● **Aim**:
Omit the pictures, then reproduce every remaining record exactly.

● **Working data**:
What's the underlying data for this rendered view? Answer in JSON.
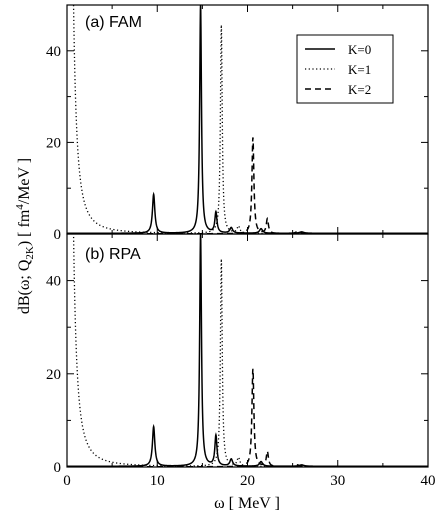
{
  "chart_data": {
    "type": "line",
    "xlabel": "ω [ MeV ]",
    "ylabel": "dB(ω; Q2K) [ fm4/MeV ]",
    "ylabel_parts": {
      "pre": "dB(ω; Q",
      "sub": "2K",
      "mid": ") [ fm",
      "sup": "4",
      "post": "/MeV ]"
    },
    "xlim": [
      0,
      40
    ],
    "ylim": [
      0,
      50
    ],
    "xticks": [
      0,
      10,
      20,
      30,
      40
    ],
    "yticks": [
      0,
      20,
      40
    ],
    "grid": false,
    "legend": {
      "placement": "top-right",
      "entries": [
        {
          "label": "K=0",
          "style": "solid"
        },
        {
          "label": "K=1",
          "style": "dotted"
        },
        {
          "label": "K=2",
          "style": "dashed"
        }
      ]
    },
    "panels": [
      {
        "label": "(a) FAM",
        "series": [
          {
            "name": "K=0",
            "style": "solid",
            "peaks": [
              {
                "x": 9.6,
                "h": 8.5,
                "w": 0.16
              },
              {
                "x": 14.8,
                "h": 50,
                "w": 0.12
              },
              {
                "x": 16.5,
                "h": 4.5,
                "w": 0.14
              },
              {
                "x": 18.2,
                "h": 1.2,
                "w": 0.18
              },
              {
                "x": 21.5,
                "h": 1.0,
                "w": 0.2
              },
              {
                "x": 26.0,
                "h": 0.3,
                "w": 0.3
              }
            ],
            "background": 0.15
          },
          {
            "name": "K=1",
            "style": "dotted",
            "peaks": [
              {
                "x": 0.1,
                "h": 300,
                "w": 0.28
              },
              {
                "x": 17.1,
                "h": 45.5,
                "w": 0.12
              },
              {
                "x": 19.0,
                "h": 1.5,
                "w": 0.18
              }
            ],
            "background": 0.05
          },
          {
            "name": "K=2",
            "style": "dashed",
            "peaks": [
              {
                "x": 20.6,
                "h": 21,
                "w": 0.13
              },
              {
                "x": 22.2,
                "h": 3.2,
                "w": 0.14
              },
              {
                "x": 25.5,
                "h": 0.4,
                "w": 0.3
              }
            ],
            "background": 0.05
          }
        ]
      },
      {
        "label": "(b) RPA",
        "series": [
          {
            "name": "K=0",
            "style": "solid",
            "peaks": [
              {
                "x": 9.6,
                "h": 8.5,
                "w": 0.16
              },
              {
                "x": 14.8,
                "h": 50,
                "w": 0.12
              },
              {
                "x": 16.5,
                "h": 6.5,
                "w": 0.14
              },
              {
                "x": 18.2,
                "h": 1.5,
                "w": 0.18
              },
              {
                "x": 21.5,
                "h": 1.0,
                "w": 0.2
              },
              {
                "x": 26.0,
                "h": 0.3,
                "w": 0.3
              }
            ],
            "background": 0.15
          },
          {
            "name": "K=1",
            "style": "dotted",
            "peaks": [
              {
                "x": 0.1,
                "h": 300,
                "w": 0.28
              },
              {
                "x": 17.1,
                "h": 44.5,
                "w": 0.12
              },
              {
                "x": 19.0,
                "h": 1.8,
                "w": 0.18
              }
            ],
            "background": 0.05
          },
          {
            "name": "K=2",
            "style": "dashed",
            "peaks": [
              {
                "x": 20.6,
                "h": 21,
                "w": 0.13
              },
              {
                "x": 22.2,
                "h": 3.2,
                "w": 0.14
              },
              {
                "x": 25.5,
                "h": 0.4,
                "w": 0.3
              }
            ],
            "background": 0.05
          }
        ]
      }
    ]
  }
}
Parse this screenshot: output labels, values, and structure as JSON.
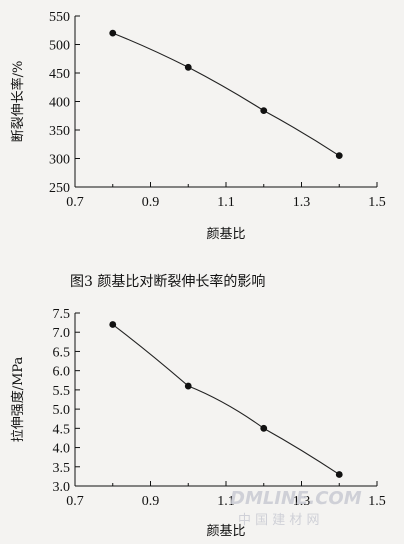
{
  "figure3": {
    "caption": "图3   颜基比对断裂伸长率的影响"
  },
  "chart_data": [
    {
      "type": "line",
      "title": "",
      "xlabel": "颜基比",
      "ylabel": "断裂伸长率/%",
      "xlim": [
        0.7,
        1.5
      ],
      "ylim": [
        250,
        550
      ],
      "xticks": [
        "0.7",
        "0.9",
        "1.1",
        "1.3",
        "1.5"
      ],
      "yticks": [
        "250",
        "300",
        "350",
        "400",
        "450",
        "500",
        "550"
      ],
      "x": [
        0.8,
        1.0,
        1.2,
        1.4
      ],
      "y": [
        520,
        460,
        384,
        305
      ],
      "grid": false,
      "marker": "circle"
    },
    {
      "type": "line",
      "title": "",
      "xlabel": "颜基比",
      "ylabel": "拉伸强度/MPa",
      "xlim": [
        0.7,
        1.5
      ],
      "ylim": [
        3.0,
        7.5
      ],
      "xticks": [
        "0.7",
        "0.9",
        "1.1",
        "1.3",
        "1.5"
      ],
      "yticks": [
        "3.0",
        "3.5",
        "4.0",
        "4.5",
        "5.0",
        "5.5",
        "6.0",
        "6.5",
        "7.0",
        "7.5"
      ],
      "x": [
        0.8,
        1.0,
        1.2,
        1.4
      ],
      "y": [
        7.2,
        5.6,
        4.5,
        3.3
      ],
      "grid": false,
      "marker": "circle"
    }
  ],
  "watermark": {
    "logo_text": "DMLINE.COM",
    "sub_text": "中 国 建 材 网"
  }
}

● **Result**:
What's the underlying data for this rendered view? Answer in JSON.
{
  "chart_data": {
    "type": "line",
    "xlabel": "ω [ MeV ]",
    "ylabel": "dB(ω; Q2K) [ fm4/MeV ]",
    "ylabel_parts": {
      "pre": "dB(ω; Q",
      "sub": "2K",
      "mid": ") [ fm",
      "sup": "4",
      "post": "/MeV ]"
    },
    "xlim": [
      0,
      40
    ],
    "ylim": [
      0,
      50
    ],
    "xticks": [
      0,
      10,
      20,
      30,
      40
    ],
    "yticks": [
      0,
      20,
      40
    ],
    "grid": false,
    "legend": {
      "placement": "top-right",
      "entries": [
        {
          "label": "K=0",
          "style": "solid"
        },
        {
          "label": "K=1",
          "style": "dotted"
        },
        {
          "label": "K=2",
          "style": "dashed"
        }
      ]
    },
    "panels": [
      {
        "label": "(a) FAM",
        "series": [
          {
            "name": "K=0",
            "style": "solid",
            "peaks": [
              {
                "x": 9.6,
                "h": 8.5,
                "w": 0.16
              },
              {
                "x": 14.8,
                "h": 50,
                "w": 0.12
              },
              {
                "x": 16.5,
                "h": 4.5,
                "w": 0.14
              },
              {
                "x": 18.2,
                "h": 1.2,
                "w": 0.18
              },
              {
                "x": 21.5,
                "h": 1.0,
                "w": 0.2
              },
              {
                "x": 26.0,
                "h": 0.3,
                "w": 0.3
              }
            ],
            "background": 0.15
          },
          {
            "name": "K=1",
            "style": "dotted",
            "peaks": [
              {
                "x": 0.1,
                "h": 300,
                "w": 0.28
              },
              {
                "x": 17.1,
                "h": 45.5,
                "w": 0.12
              },
              {
                "x": 19.0,
                "h": 1.5,
                "w": 0.18
              }
            ],
            "background": 0.05
          },
          {
            "name": "K=2",
            "style": "dashed",
            "peaks": [
              {
                "x": 20.6,
                "h": 21,
                "w": 0.13
              },
              {
                "x": 22.2,
                "h": 3.2,
                "w": 0.14
              },
              {
                "x": 25.5,
                "h": 0.4,
                "w": 0.3
              }
            ],
            "background": 0.05
          }
        ]
      },
      {
        "label": "(b) RPA",
        "series": [
          {
            "name": "K=0",
            "style": "solid",
            "peaks": [
              {
                "x": 9.6,
                "h": 8.5,
                "w": 0.16
              },
              {
                "x": 14.8,
                "h": 50,
                "w": 0.12
              },
              {
                "x": 16.5,
                "h": 6.5,
                "w": 0.14
              },
              {
                "x": 18.2,
                "h": 1.5,
                "w": 0.18
              },
              {
                "x": 21.5,
                "h": 1.0,
                "w": 0.2
              },
              {
                "x": 26.0,
                "h": 0.3,
                "w": 0.3
              }
            ],
            "background": 0.15
          },
          {
            "name": "K=1",
            "style": "dotted",
            "peaks": [
              {
                "x": 0.1,
                "h": 300,
                "w": 0.28
              },
              {
                "x": 17.1,
                "h": 44.5,
                "w": 0.12
              },
              {
                "x": 19.0,
                "h": 1.8,
                "w": 0.18
              }
            ],
            "background": 0.05
          },
          {
            "name": "K=2",
            "style": "dashed",
            "peaks": [
              {
                "x": 20.6,
                "h": 21,
                "w": 0.13
              },
              {
                "x": 22.2,
                "h": 3.2,
                "w": 0.14
              },
              {
                "x": 25.5,
                "h": 0.4,
                "w": 0.3
              }
            ],
            "background": 0.05
          }
        ]
      }
    ]
  }
}
Parse this screenshot: output labels, values, and structure as JSON.
{
  "figure3": {
    "caption": "图3   颜基比对断裂伸长率的影响"
  },
  "chart_data": [
    {
      "type": "line",
      "title": "",
      "xlabel": "颜基比",
      "ylabel": "断裂伸长率/%",
      "xlim": [
        0.7,
        1.5
      ],
      "ylim": [
        250,
        550
      ],
      "xticks": [
        "0.7",
        "0.9",
        "1.1",
        "1.3",
        "1.5"
      ],
      "yticks": [
        "250",
        "300",
        "350",
        "400",
        "450",
        "500",
        "550"
      ],
      "x": [
        0.8,
        1.0,
        1.2,
        1.4
      ],
      "y": [
        520,
        460,
        384,
        305
      ],
      "grid": false,
      "marker": "circle"
    },
    {
      "type": "line",
      "title": "",
      "xlabel": "颜基比",
      "ylabel": "拉伸强度/MPa",
      "xlim": [
        0.7,
        1.5
      ],
      "ylim": [
        3.0,
        7.5
      ],
      "xticks": [
        "0.7",
        "0.9",
        "1.1",
        "1.3",
        "1.5"
      ],
      "yticks": [
        "3.0",
        "3.5",
        "4.0",
        "4.5",
        "5.0",
        "5.5",
        "6.0",
        "6.5",
        "7.0",
        "7.5"
      ],
      "x": [
        0.8,
        1.0,
        1.2,
        1.4
      ],
      "y": [
        7.2,
        5.6,
        4.5,
        3.3
      ],
      "grid": false,
      "marker": "circle"
    }
  ],
  "watermark": {
    "logo_text": "DMLINE.COM",
    "sub_text": "中 国 建 材 网"
  }
}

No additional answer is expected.